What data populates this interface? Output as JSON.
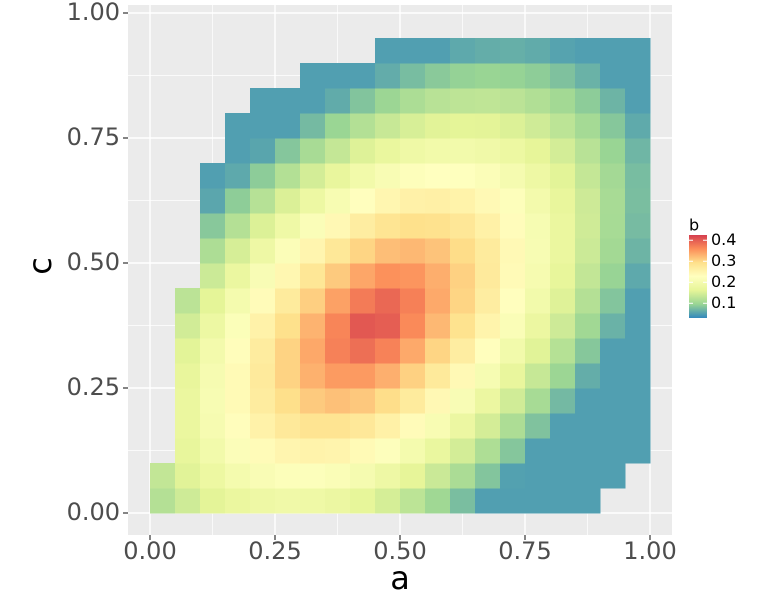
{
  "chart_data": {
    "type": "heatmap",
    "x_label": "a",
    "y_label": "c",
    "legend_title": "b",
    "x": [
      0.025,
      0.075,
      0.125,
      0.175,
      0.225,
      0.275,
      0.325,
      0.375,
      0.425,
      0.475,
      0.525,
      0.575,
      0.625,
      0.675,
      0.725,
      0.775,
      0.825,
      0.875,
      0.925,
      0.975
    ],
    "y": [
      0.025,
      0.075,
      0.125,
      0.175,
      0.225,
      0.275,
      0.325,
      0.375,
      0.425,
      0.475,
      0.525,
      0.575,
      0.625,
      0.675,
      0.725,
      0.775,
      0.825,
      0.875,
      0.925
    ],
    "z": [
      [
        0.119,
        0.141,
        0.16,
        0.174,
        0.184,
        0.188,
        0.185,
        0.178,
        0.165,
        0.147,
        0.126,
        0.102,
        0.076,
        0.05,
        0.05,
        0.05,
        0.05,
        0.05,
        null,
        null
      ],
      [
        0.131,
        0.157,
        0.179,
        0.198,
        0.211,
        0.219,
        0.22,
        0.214,
        0.202,
        0.184,
        0.163,
        0.138,
        0.111,
        0.082,
        0.051,
        0.05,
        0.05,
        0.05,
        0.05,
        null
      ],
      [
        null,
        0.168,
        0.194,
        0.217,
        0.236,
        0.248,
        0.253,
        0.25,
        0.239,
        0.222,
        0.199,
        0.173,
        0.145,
        0.114,
        0.083,
        0.05,
        0.05,
        0.05,
        0.05,
        0.05
      ],
      [
        null,
        0.174,
        0.204,
        0.231,
        0.255,
        0.274,
        0.284,
        0.285,
        0.276,
        0.258,
        0.235,
        0.208,
        0.178,
        0.146,
        0.113,
        0.08,
        0.05,
        0.05,
        0.05,
        0.05
      ],
      [
        null,
        0.174,
        0.207,
        0.239,
        0.268,
        0.293,
        0.311,
        0.319,
        0.312,
        0.295,
        0.27,
        0.242,
        0.21,
        0.177,
        0.143,
        0.108,
        0.072,
        0.05,
        0.05,
        0.05
      ],
      [
        null,
        0.169,
        0.204,
        0.239,
        0.272,
        0.304,
        0.331,
        0.348,
        0.349,
        0.332,
        0.305,
        0.273,
        0.24,
        0.205,
        0.17,
        0.134,
        0.098,
        0.062,
        0.05,
        0.05
      ],
      [
        null,
        0.159,
        0.195,
        0.232,
        0.268,
        0.304,
        0.338,
        0.369,
        0.384,
        0.368,
        0.337,
        0.302,
        0.266,
        0.23,
        0.194,
        0.157,
        0.12,
        0.084,
        0.05,
        0.05
      ],
      [
        null,
        0.144,
        0.181,
        0.218,
        0.255,
        0.292,
        0.329,
        0.366,
        0.403,
        0.398,
        0.362,
        0.325,
        0.288,
        0.251,
        0.214,
        0.177,
        0.14,
        0.103,
        0.066,
        0.05
      ],
      [
        null,
        0.125,
        0.161,
        0.198,
        0.235,
        0.271,
        0.307,
        0.343,
        0.374,
        0.39,
        0.37,
        0.337,
        0.302,
        0.266,
        0.229,
        0.193,
        0.156,
        0.119,
        0.082,
        0.05
      ],
      [
        null,
        null,
        0.139,
        0.175,
        0.21,
        0.245,
        0.279,
        0.311,
        0.339,
        0.356,
        0.353,
        0.333,
        0.305,
        0.272,
        0.238,
        0.203,
        0.167,
        0.131,
        0.095,
        0.058
      ],
      [
        null,
        null,
        0.113,
        0.148,
        0.183,
        0.216,
        0.248,
        0.277,
        0.302,
        0.32,
        0.325,
        0.316,
        0.296,
        0.27,
        0.24,
        0.207,
        0.174,
        0.139,
        0.104,
        0.068
      ],
      [
        null,
        null,
        0.085,
        0.119,
        0.153,
        0.185,
        0.215,
        0.242,
        0.265,
        0.283,
        0.292,
        0.29,
        0.278,
        0.258,
        0.233,
        0.205,
        0.174,
        0.142,
        0.108,
        0.074
      ],
      [
        null,
        null,
        0.056,
        0.089,
        0.121,
        0.152,
        0.18,
        0.206,
        0.229,
        0.246,
        0.257,
        0.259,
        0.254,
        0.24,
        0.221,
        0.196,
        0.169,
        0.14,
        0.109,
        0.076
      ],
      [
        null,
        null,
        0.05,
        0.058,
        0.088,
        0.118,
        0.145,
        0.17,
        0.192,
        0.209,
        0.221,
        0.227,
        0.225,
        0.216,
        0.202,
        0.182,
        0.159,
        0.133,
        0.105,
        0.075
      ],
      [
        null,
        null,
        null,
        0.05,
        0.055,
        0.083,
        0.109,
        0.133,
        0.155,
        0.172,
        0.185,
        0.192,
        0.194,
        0.189,
        0.179,
        0.164,
        0.145,
        0.122,
        0.096,
        0.069
      ],
      [
        null,
        null,
        null,
        0.05,
        0.05,
        0.05,
        0.073,
        0.097,
        0.118,
        0.135,
        0.149,
        0.158,
        0.161,
        0.16,
        0.153,
        0.142,
        0.126,
        0.106,
        0.084,
        0.059
      ],
      [
        null,
        null,
        null,
        null,
        0.05,
        0.05,
        0.05,
        0.06,
        0.081,
        0.098,
        0.112,
        0.122,
        0.127,
        0.128,
        0.125,
        0.116,
        0.104,
        0.088,
        0.068,
        0.05
      ],
      [
        null,
        null,
        null,
        null,
        null,
        null,
        0.05,
        0.05,
        0.05,
        0.061,
        0.075,
        0.086,
        0.093,
        0.096,
        0.094,
        0.089,
        0.079,
        0.066,
        0.05,
        0.05
      ],
      [
        null,
        null,
        null,
        null,
        null,
        null,
        null,
        null,
        null,
        0.05,
        0.05,
        0.05,
        0.058,
        0.062,
        0.063,
        0.06,
        0.053,
        0.05,
        0.05,
        0.05
      ]
    ],
    "colors": [
      "#3288BD",
      "#99D594",
      "#E6F598",
      "#FFFFBF",
      "#FEE08B",
      "#FC8D59",
      "#D53E4F"
    ],
    "zlim": [
      0.03,
      0.425
    ],
    "zticks": [
      0.1,
      0.2,
      0.3,
      0.4
    ],
    "xlim": [
      -0.044,
      1.044
    ],
    "ylim": [
      -0.044,
      1.016
    ],
    "xticks": [
      {
        "value": 0,
        "label": "0.00"
      },
      {
        "value": 0.25,
        "label": "0.25"
      },
      {
        "value": 0.5,
        "label": "0.50"
      },
      {
        "value": 0.75,
        "label": "0.75"
      },
      {
        "value": 1,
        "label": "1.00"
      }
    ],
    "yticks": [
      {
        "value": 0,
        "label": "0.00"
      },
      {
        "value": 0.25,
        "label": "0.25"
      },
      {
        "value": 0.5,
        "label": "0.50"
      },
      {
        "value": 0.75,
        "label": "0.75"
      },
      {
        "value": 1,
        "label": "1.00"
      }
    ],
    "grid": true
  }
}
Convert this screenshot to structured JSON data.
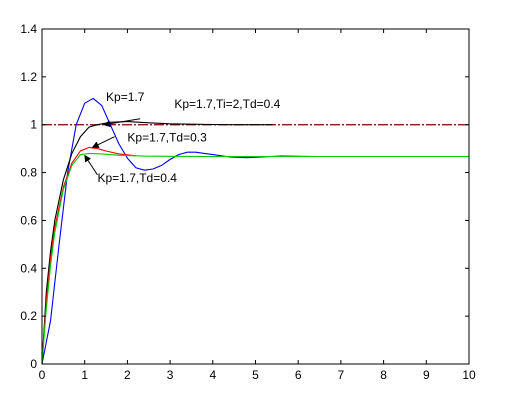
{
  "chart_data": {
    "type": "line",
    "title": "",
    "xlabel": "",
    "ylabel": "",
    "xlim": [
      0,
      10
    ],
    "ylim": [
      0,
      1.4
    ],
    "grid": false,
    "x_ticks": [
      "0",
      "1",
      "2",
      "3",
      "4",
      "5",
      "6",
      "7",
      "8",
      "9",
      "10"
    ],
    "y_ticks": [
      "0",
      "0.2",
      "0.4",
      "0.6",
      "0.8",
      "1",
      "1.2",
      "1.4"
    ],
    "reference_line": {
      "y": 1,
      "style": "dashed",
      "color": "#800000"
    },
    "series": [
      {
        "color": "#0000ff",
        "x": [
          0,
          0.2,
          0.4,
          0.6,
          0.8,
          1.0,
          1.2,
          1.4,
          1.6,
          1.8,
          2.0,
          2.2,
          2.4,
          2.6,
          2.8,
          3.0,
          3.2,
          3.4,
          3.6,
          3.8,
          4.0,
          4.4,
          4.8,
          5.2,
          5.6,
          6.0,
          6.4,
          6.8
        ],
        "values": [
          0,
          0.18,
          0.5,
          0.8,
          1.0,
          1.09,
          1.11,
          1.08,
          1.0,
          0.92,
          0.86,
          0.82,
          0.81,
          0.815,
          0.83,
          0.855,
          0.875,
          0.885,
          0.885,
          0.88,
          0.875,
          0.865,
          0.862,
          0.866,
          0.869,
          0.868,
          0.867,
          0.867
        ]
      },
      {
        "color": "#000000",
        "x": [
          0,
          0.1,
          0.2,
          0.3,
          0.5,
          0.7,
          0.9,
          1.1,
          1.3,
          1.6,
          2.0,
          2.5,
          3.0,
          3.5,
          4.0,
          4.5,
          5.0,
          5.4
        ],
        "values": [
          0,
          0.3,
          0.47,
          0.6,
          0.77,
          0.88,
          0.95,
          0.99,
          1.0,
          1.01,
          1.013,
          1.008,
          1.004,
          1.002,
          1.001,
          1.0,
          1.0,
          1.0
        ]
      },
      {
        "color": "#ff0000",
        "x": [
          0,
          0.1,
          0.2,
          0.3,
          0.5,
          0.7,
          0.9,
          1.1,
          1.3,
          1.5,
          1.8,
          2.2
        ],
        "values": [
          0,
          0.26,
          0.44,
          0.57,
          0.74,
          0.84,
          0.89,
          0.905,
          0.9,
          0.89,
          0.878,
          0.87
        ]
      },
      {
        "color": "#00cc00",
        "x": [
          0,
          0.1,
          0.2,
          0.3,
          0.5,
          0.7,
          0.9,
          1.1,
          1.4,
          1.8,
          2.4,
          3.0,
          4.0,
          5.0,
          6.0,
          7.0,
          8.0,
          9.0,
          10.0
        ],
        "values": [
          0,
          0.23,
          0.41,
          0.55,
          0.73,
          0.83,
          0.875,
          0.88,
          0.878,
          0.872,
          0.869,
          0.868,
          0.867,
          0.867,
          0.867,
          0.867,
          0.867,
          0.867,
          0.867
        ]
      }
    ],
    "annotations": [
      {
        "text": "Kp=1.7",
        "tx": 1.5,
        "ty": 1.1
      },
      {
        "text": "Kp=1.7,Ti=2,Td=0.4",
        "tx": 3.1,
        "ty": 1.07,
        "ax": 2.3,
        "ay": 1.025,
        "bx": 1.45,
        "by": 1.0
      },
      {
        "text": "Kp=1.7,Td=0.3",
        "tx": 2.0,
        "ty": 0.93,
        "ax": 1.7,
        "ay": 0.95,
        "bx": 1.18,
        "by": 0.905
      },
      {
        "text": "Kp=1.7,Td=0.4",
        "tx": 1.3,
        "ty": 0.76,
        "ax": 1.3,
        "ay": 0.79,
        "bx": 1.0,
        "by": 0.872
      }
    ]
  }
}
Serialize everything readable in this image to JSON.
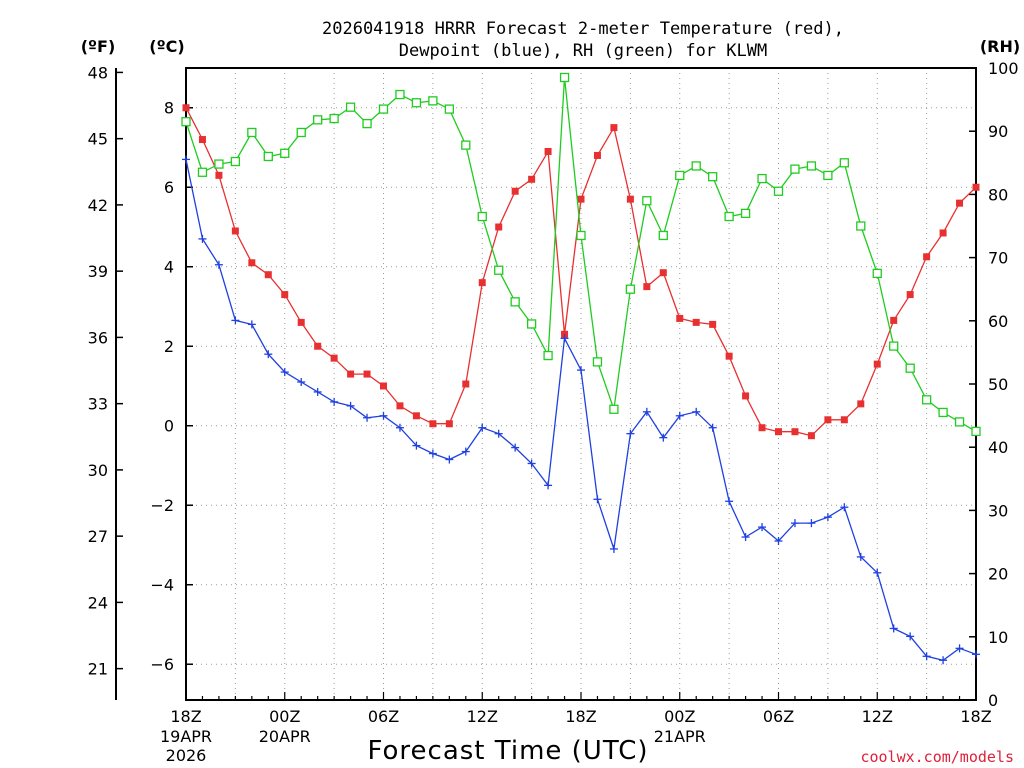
{
  "chart_data": {
    "type": "line",
    "title_line1": "2026041918 HRRR Forecast 2-meter Temperature (red),",
    "title_line2": "Dewpoint (blue), RH (green) for KLWM",
    "xlabel": "Forecast Time (UTC)",
    "credit": "coolwx.com/models",
    "units": {
      "fahrenheit": "(ºF)",
      "celsius": "(ºC)",
      "rh": "(RH)"
    },
    "x_range_hours": [
      0,
      48
    ],
    "celsius_range": [
      -6.9,
      9.0
    ],
    "rh_range": [
      0,
      100
    ],
    "grid": true,
    "x_ticks": [
      {
        "hour": 0,
        "label": "18Z",
        "date": [
          "19APR",
          "2026"
        ]
      },
      {
        "hour": 6,
        "label": "00Z",
        "date": [
          "20APR"
        ]
      },
      {
        "hour": 12,
        "label": "06Z",
        "date": []
      },
      {
        "hour": 18,
        "label": "12Z",
        "date": []
      },
      {
        "hour": 24,
        "label": "18Z",
        "date": []
      },
      {
        "hour": 30,
        "label": "00Z",
        "date": [
          "21APR"
        ]
      },
      {
        "hour": 36,
        "label": "06Z",
        "date": []
      },
      {
        "hour": 42,
        "label": "12Z",
        "date": []
      },
      {
        "hour": 48,
        "label": "18Z",
        "date": []
      }
    ],
    "fahrenheit_ticks": [
      {
        "value": 48,
        "label": "48"
      },
      {
        "value": 45,
        "label": "45"
      },
      {
        "value": 42,
        "label": "42"
      },
      {
        "value": 39,
        "label": "39"
      },
      {
        "value": 36,
        "label": "36"
      },
      {
        "value": 33,
        "label": "33"
      },
      {
        "value": 30,
        "label": "30"
      },
      {
        "value": 27,
        "label": "27"
      },
      {
        "value": 24,
        "label": "24"
      },
      {
        "value": 21,
        "label": "21"
      }
    ],
    "celsius_ticks": [
      {
        "value": 8,
        "label": "8"
      },
      {
        "value": 6,
        "label": "6"
      },
      {
        "value": 4,
        "label": "4"
      },
      {
        "value": 2,
        "label": "2"
      },
      {
        "value": 0,
        "label": "0"
      },
      {
        "value": -2,
        "label": "−2"
      },
      {
        "value": -4,
        "label": "−4"
      },
      {
        "value": -6,
        "label": "−6"
      }
    ],
    "rh_ticks": [
      {
        "value": 100,
        "label": "100"
      },
      {
        "value": 90,
        "label": "90"
      },
      {
        "value": 80,
        "label": "80"
      },
      {
        "value": 70,
        "label": "70"
      },
      {
        "value": 60,
        "label": "60"
      },
      {
        "value": 50,
        "label": "50"
      },
      {
        "value": 40,
        "label": "40"
      },
      {
        "value": 30,
        "label": "30"
      },
      {
        "value": 20,
        "label": "20"
      },
      {
        "value": 10,
        "label": "10"
      },
      {
        "value": 0,
        "label": "0"
      }
    ],
    "series": [
      {
        "key": "temperature",
        "axis": "celsius",
        "color": "#e83030",
        "marker": "filled-square",
        "values": [
          8.0,
          7.2,
          6.3,
          4.9,
          4.1,
          3.8,
          3.3,
          2.6,
          2.0,
          1.7,
          1.3,
          1.3,
          1.0,
          0.5,
          0.25,
          0.05,
          0.05,
          1.05,
          3.6,
          5.0,
          5.9,
          6.2,
          6.9,
          2.3,
          5.7,
          6.8,
          7.5,
          5.7,
          3.5,
          3.85,
          2.7,
          2.6,
          2.55,
          1.75,
          0.75,
          -0.05,
          -0.15,
          -0.15,
          -0.25,
          0.15,
          0.15,
          0.55,
          1.55,
          2.65,
          3.3,
          4.25,
          4.85,
          5.6,
          6.0
        ]
      },
      {
        "key": "dewpoint",
        "axis": "celsius",
        "color": "#2040e0",
        "marker": "plus",
        "values": [
          6.7,
          4.7,
          4.05,
          2.65,
          2.55,
          1.8,
          1.35,
          1.1,
          0.85,
          0.6,
          0.5,
          0.2,
          0.25,
          -0.05,
          -0.5,
          -0.7,
          -0.85,
          -0.65,
          -0.05,
          -0.2,
          -0.55,
          -0.95,
          -1.5,
          2.2,
          1.4,
          -1.85,
          -3.1,
          -0.2,
          0.35,
          -0.3,
          0.25,
          0.35,
          -0.05,
          -1.9,
          -2.8,
          -2.55,
          -2.9,
          -2.45,
          -2.45,
          -2.3,
          -2.05,
          -3.3,
          -3.7,
          -5.1,
          -5.3,
          -5.8,
          -5.9,
          -5.6,
          -5.75
        ]
      },
      {
        "key": "rh",
        "axis": "rh",
        "color": "#20cc20",
        "marker": "open-square",
        "values": [
          91.5,
          83.5,
          84.8,
          85.2,
          89.8,
          86.0,
          86.5,
          89.8,
          91.8,
          92.0,
          93.8,
          91.2,
          93.5,
          95.8,
          94.5,
          94.8,
          93.5,
          87.8,
          76.5,
          68.0,
          63.0,
          59.5,
          54.5,
          98.5,
          73.5,
          53.5,
          46.0,
          65.0,
          79.0,
          73.5,
          83.0,
          84.5,
          82.8,
          76.5,
          77.0,
          82.5,
          80.5,
          84.0,
          84.5,
          83.0,
          85.0,
          75.0,
          67.5,
          56.0,
          52.5,
          47.5,
          45.5,
          44.0,
          42.5
        ]
      }
    ]
  }
}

++++++++++

» WHAT IS REQUIRED
Copy the lines from the entries above in which the word "JSON" appears.

» COMPLETED TASK
What data populates this interface? Output as JSON.
Convert this screenshot to structured JSON data.
Serialize everything readable in this image to JSON.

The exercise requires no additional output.